Case 1: all three vectors are parallel. Then the three vectors are all scalar multiples of each other, so any linear combination of them is also a scalar multiple of each. Their span must then consist of the vectors along the line through the origin containing the three vectors.
Case 2: at least two of the vectors are not parallel, but all three lie on some plane. (If the vectors are in 2-space, this plane is the whole of 2-space.)
The two non-parallel vectors span the plane containing them. The third vector is in this plane as well, so it is a linear combination of the first two. Then any linear combination of all three vectors is also a linear combination of the first two, so the span of all three is the same as the span of the first two, i.e. it is the set of all vectors in the plane.
Case 3: no plane contains all three vectors. (So the vectors are all 3-space vectors.)
Recall how we expressed any vector in 2-space as a linear combination of two non-parallel vectors: by constructing a parallelogram with sides parallel to the two vectors.

────────────────

Continue the explanation of the span of three vectors, picking up after its last sentence.

────────────────

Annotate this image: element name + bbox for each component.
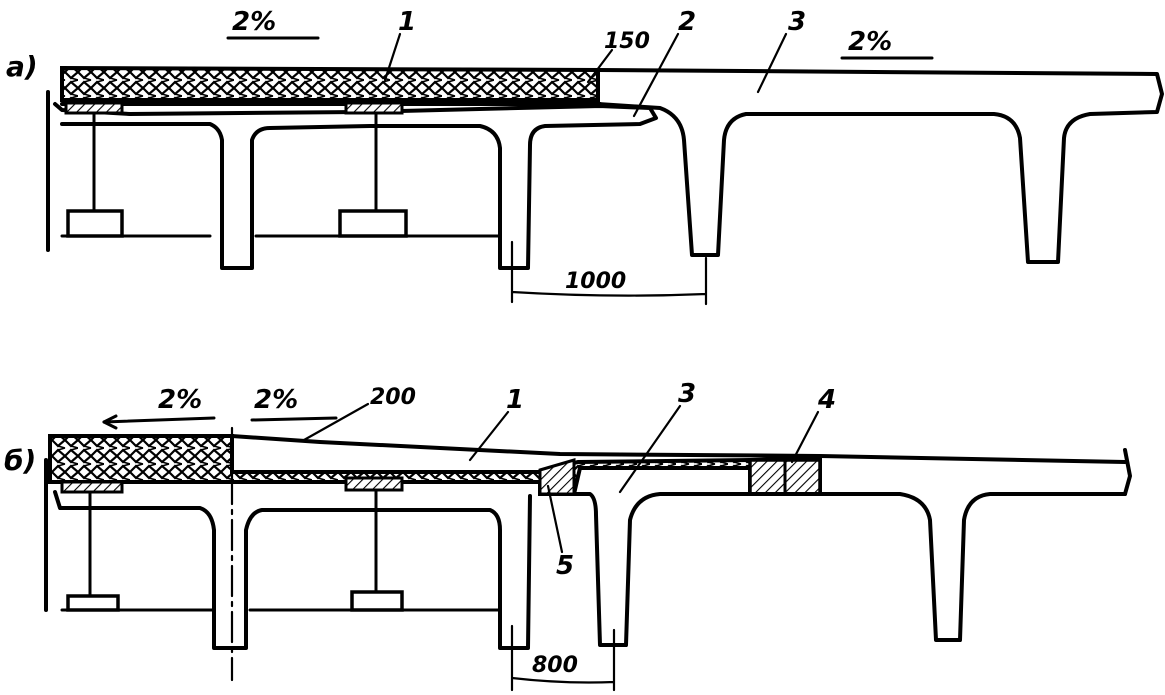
panel-b: б) 800 2% 2% (4, 379, 1132, 692)
panel-a-dimension-line (510, 240, 708, 306)
panel-b-leader-5 (546, 484, 564, 554)
panel-a-callout-2: 2 (678, 7, 696, 37)
panel-a-soffit (60, 122, 502, 270)
panel-a: a) 1000 2% 2% 1 150 2 (6, 7, 1164, 306)
panel-b-leader-1 (468, 410, 510, 462)
panel-a-surfacing-layer (60, 65, 600, 102)
panel-b-slope-left-arrowhead (102, 414, 118, 430)
panel-a-new-slab-3 (596, 68, 1164, 264)
panel-b-slope-mid-underline (250, 416, 338, 422)
panel-b-new-slab-3 (572, 492, 1127, 647)
panel-b-callout-1: 1 (506, 385, 524, 415)
panel-a-leader-2 (632, 32, 680, 118)
panel-a-label: a) (6, 50, 38, 83)
panel-a-old-slab-2 (53, 102, 658, 270)
panel-a-callout-1: 1 (398, 7, 416, 37)
panel-b-callout-3: 3 (678, 379, 696, 409)
panel-b-anchor-block-2 (350, 590, 404, 612)
panel-b-anchor-block-1 (66, 594, 120, 612)
panel-b-leader-4 (790, 410, 820, 464)
panel-b-callout-4: 4 (817, 385, 836, 415)
panel-b-surfacing-layer (48, 434, 822, 496)
panel-b-dimension-text: 800 (532, 653, 578, 678)
panel-a-anchor-block-2 (338, 209, 408, 238)
panel-a-slope-left: 2% (232, 7, 276, 37)
panel-b-leader-200 (302, 402, 370, 442)
panel-a-slope-right: 2% (848, 27, 892, 57)
panel-a-callout-3: 3 (788, 7, 806, 37)
panel-a-dimension-text: 1000 (565, 269, 626, 294)
panel-b-bearing-1 (60, 480, 124, 494)
panel-b-callout-5: 5 (556, 551, 574, 581)
panel-b-slab-edge (1123, 448, 1132, 496)
panel-b-label: б) (4, 444, 36, 477)
panel-a-leader-1 (383, 32, 402, 82)
panel-b-slope-mid: 2% (254, 385, 298, 415)
panel-a-leader-3 (756, 32, 788, 94)
panel-b-old-soffit (53, 490, 532, 650)
panel-a-bearing-2 (344, 101, 404, 115)
panel-b-slope-left: 2% (158, 385, 202, 415)
panel-b-leader-3 (618, 404, 682, 494)
panel-b-wedge-5 (538, 457, 576, 496)
panel-b-slope-left-arrow (102, 416, 216, 424)
panel-a-anchor-block-1 (66, 209, 124, 238)
panel-a-leader-150 (586, 48, 614, 84)
panel-b-dimension-line (510, 624, 616, 692)
panel-b-thickness: 200 (370, 385, 416, 410)
panel-b-bearing-2 (344, 476, 404, 492)
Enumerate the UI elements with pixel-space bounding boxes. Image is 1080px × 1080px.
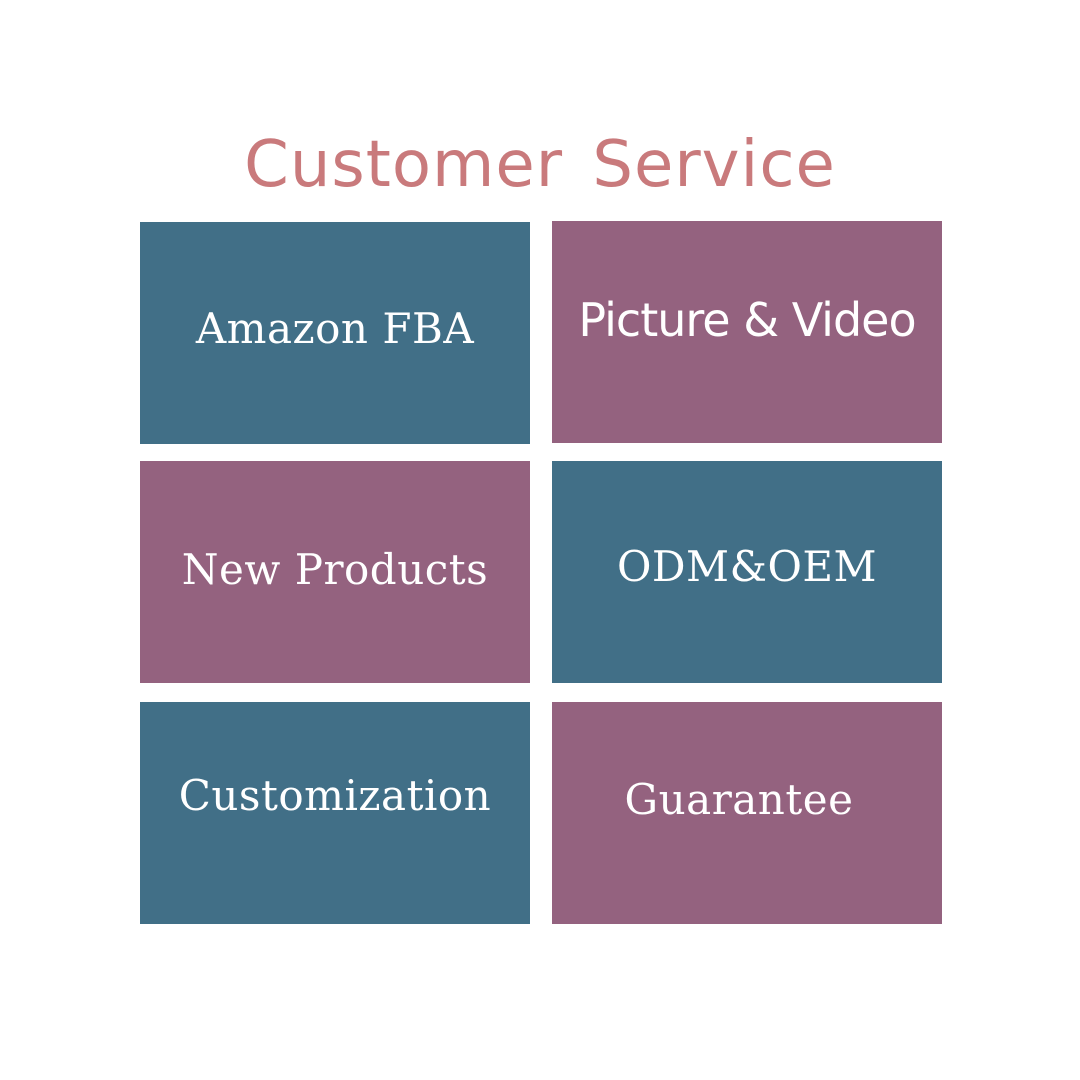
tile-odm-oem: ODM&OEM xyxy=(552,461,942,683)
tile-new-products: New Products xyxy=(140,461,530,683)
tile-label: ODM&OEM xyxy=(616,541,878,591)
tile-amazon-fba: Amazon FBA xyxy=(140,222,530,444)
tile-customization: Customization xyxy=(140,702,530,924)
tile-label: Customization xyxy=(178,770,492,820)
tile-label: Picture & Video xyxy=(578,293,916,347)
tile-label: Amazon FBA xyxy=(195,303,475,353)
tile-guarantee: Guarantee xyxy=(552,702,942,924)
page-title: Customer Service xyxy=(244,128,836,202)
tile-label: New Products xyxy=(181,544,489,594)
tile-picture-video: Picture & Video xyxy=(552,221,942,443)
tile-label: Guarantee xyxy=(624,774,854,824)
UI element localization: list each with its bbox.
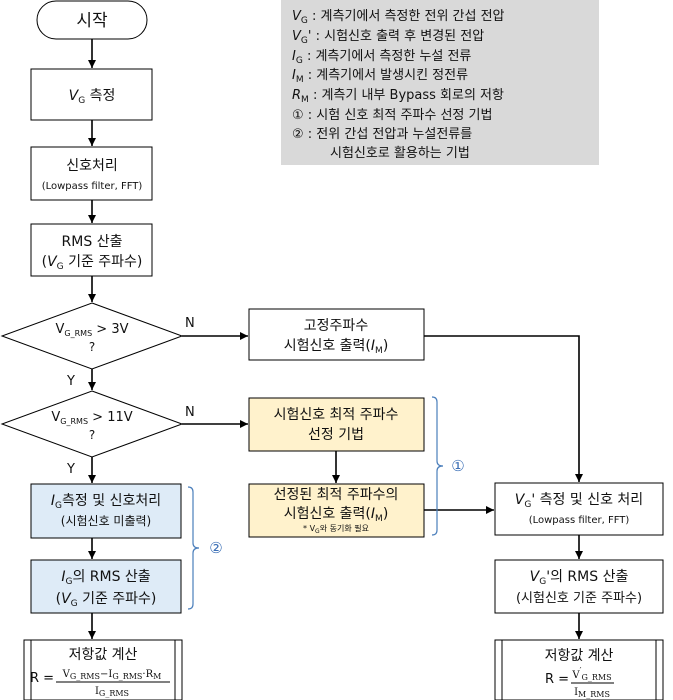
signal-processing-box: 신호처리 (Lowpass filter, FFT) bbox=[30, 146, 153, 201]
legend-line: IM : 계측기에서 발생시킨 정전류 bbox=[292, 68, 468, 85]
edge-label-yes-2: Y bbox=[66, 462, 75, 477]
svg-text:IG측정 및 신호처리: IG측정 및 신호처리 bbox=[51, 493, 161, 511]
start-label: 시작 bbox=[76, 11, 108, 31]
svg-text:(시험신호 기준 주파수): (시험신호 기준 주파수) bbox=[516, 591, 642, 606]
legend-line: VG : 계측기에서 측정한 전위 간섭 전압 bbox=[292, 9, 505, 26]
ig-rms-box: IG의 RMS 산출 (VG 기준 주파수) bbox=[30, 559, 182, 614]
svg-text:저항값 계산: 저항값 계산 bbox=[69, 647, 138, 663]
vg-prime-rms-box: VG'의 RMS 산출 (시험신호 기준 주파수) bbox=[494, 559, 664, 614]
arrow-fixed-to-vgp bbox=[424, 335, 583, 482]
resistance-calc-right: 저항값 계산 R = V′G_RMS IM_RMS bbox=[494, 639, 664, 700]
svg-text:고정주파수: 고정주파수 bbox=[304, 318, 369, 334]
svg-text:VG' 측정 및 신호 처리: VG' 측정 및 신호 처리 bbox=[515, 492, 643, 510]
bracket-two-label: ② bbox=[209, 539, 222, 557]
svg-text:VG_RMS > 11V: VG_RMS > 11V bbox=[51, 410, 132, 426]
edge-label-yes-1: Y bbox=[66, 374, 75, 389]
svg-text:IG의 RMS 산출: IG의 RMS 산출 bbox=[61, 569, 150, 587]
legend-box: VG : 계측기에서 측정한 전위 간섭 전압 VG' : 시험신호 출력 후 변… bbox=[281, 0, 599, 165]
svg-text:?: ? bbox=[89, 428, 95, 442]
optimal-output-box: 선정된 최적 주파수의 시험신호 출력(IM) * VG와 동기화 필요 bbox=[248, 483, 425, 538]
svg-text:V′G_RMS: V′G_RMS bbox=[571, 666, 611, 682]
decision-vg-3v: VG_RMS > 3V ? bbox=[0, 302, 184, 370]
legend-line: ① : 시험 신호 최적 주파수 선정 기법 bbox=[292, 108, 492, 123]
svg-text:IG_RMS: IG_RMS bbox=[95, 686, 129, 698]
bracket-one: ① bbox=[431, 396, 465, 536]
legend-line: IG : 계측기에서 측정한 누설 전류 bbox=[292, 49, 471, 66]
legend-line: RM : 계측기 내부 Bypass 회로의 저항 bbox=[292, 88, 504, 105]
svg-text:시험신호 출력(IM): 시험신호 출력(IM) bbox=[284, 338, 389, 356]
optimal-frequency-box: 시험신호 최적 주파수 선정 기법 bbox=[248, 397, 425, 452]
vg-measure-box: VG 측정 bbox=[30, 68, 153, 121]
svg-text:VG_RMS−IG_RMS·RM: VG_RMS−IG_RMS·RM bbox=[62, 669, 162, 681]
svg-text:신호처리: 신호처리 bbox=[66, 158, 118, 174]
svg-text:R =: R = bbox=[30, 671, 54, 686]
svg-text:RMS 산출: RMS 산출 bbox=[62, 234, 123, 250]
resistance-calc-left: 저항값 계산 R = VG_RMS−IG_RMS·RM IG_RMS bbox=[23, 639, 183, 700]
svg-text:VG 측정: VG 측정 bbox=[69, 88, 116, 106]
svg-text:?: ? bbox=[89, 340, 95, 354]
svg-text:R =: R = bbox=[545, 672, 569, 687]
start-node: 시작 bbox=[36, 0, 148, 40]
fixed-frequency-box: 고정주파수 시험신호 출력(IM) bbox=[248, 308, 425, 361]
decision-vg-11v: VG_RMS > 11V ? bbox=[0, 390, 184, 458]
svg-text:선정 기법: 선정 기법 bbox=[308, 427, 364, 443]
bracket-one-label: ① bbox=[451, 457, 464, 475]
svg-text:VG'의 RMS 산출: VG'의 RMS 산출 bbox=[530, 569, 629, 587]
svg-text:(Lowpass filter, FFT): (Lowpass filter, FFT) bbox=[529, 515, 630, 526]
svg-text:선정된 최적 주파수의: 선정된 최적 주파수의 bbox=[274, 487, 399, 503]
connectors bbox=[88, 39, 583, 639]
svg-text:시험신호 최적 주파수: 시험신호 최적 주파수 bbox=[274, 407, 399, 423]
legend-line: 시험신호로 활용하는 기법 bbox=[330, 146, 470, 161]
bracket-two: ② bbox=[187, 486, 223, 610]
svg-text:(VG 기준 주파수): (VG 기준 주파수) bbox=[56, 591, 157, 609]
svg-text:(시험신호 미출력): (시험신호 미출력) bbox=[61, 514, 151, 528]
legend-line: VG' : 시험신호 출력 후 변경된 전압 bbox=[292, 29, 484, 46]
edge-label-no-2: N bbox=[185, 405, 195, 420]
svg-text:저항값 계산: 저항값 계산 bbox=[545, 648, 614, 664]
svg-text:* VG와 동기화 필요: * VG와 동기화 필요 bbox=[303, 523, 369, 535]
svg-text:시험신호 출력(IM): 시험신호 출력(IM) bbox=[284, 506, 389, 524]
svg-text:(VG 기준 주파수): (VG 기준 주파수) bbox=[42, 254, 143, 272]
edge-label-no-1: N bbox=[185, 316, 195, 331]
svg-text:VG_RMS > 3V: VG_RMS > 3V bbox=[56, 322, 129, 338]
vg-prime-measure-box: VG' 측정 및 신호 처리 (Lowpass filter, FFT) bbox=[494, 482, 664, 536]
rms-calc-box: RMS 산출 (VG 기준 주파수) bbox=[30, 223, 153, 277]
svg-text:(Lowpass filter, FFT): (Lowpass filter, FFT) bbox=[42, 181, 143, 192]
legend-line: ② : 전위 간섭 전압과 누설전류를 bbox=[292, 127, 472, 142]
svg-text:IM_RMS: IM_RMS bbox=[574, 687, 610, 699]
ig-measure-box: IG측정 및 신호처리 (시험신호 미출력) bbox=[30, 483, 182, 539]
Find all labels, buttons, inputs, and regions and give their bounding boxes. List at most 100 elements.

────────────────

RESPONSE BELOW
In 3-space, with three vectors not all in the same plane, we can do something similar: given any generic vector in 3-space, we can construct the parallelepiped with edges parallel to the three given vectors and with the generic vector as diagonal. The parallelepiped determines three vectors parallel to the given vectors which sum to the generic vector. The span of these three vectors is thus all of 3-space.
So, for example, 15 vectors which all lie in some plane through the origin in 3-space but not on a line through the origin will span that plane but cannot span all of 3-space. A set of 54 vectors in 3-space which don't all fit into some plane through the origin will span all of 3-space.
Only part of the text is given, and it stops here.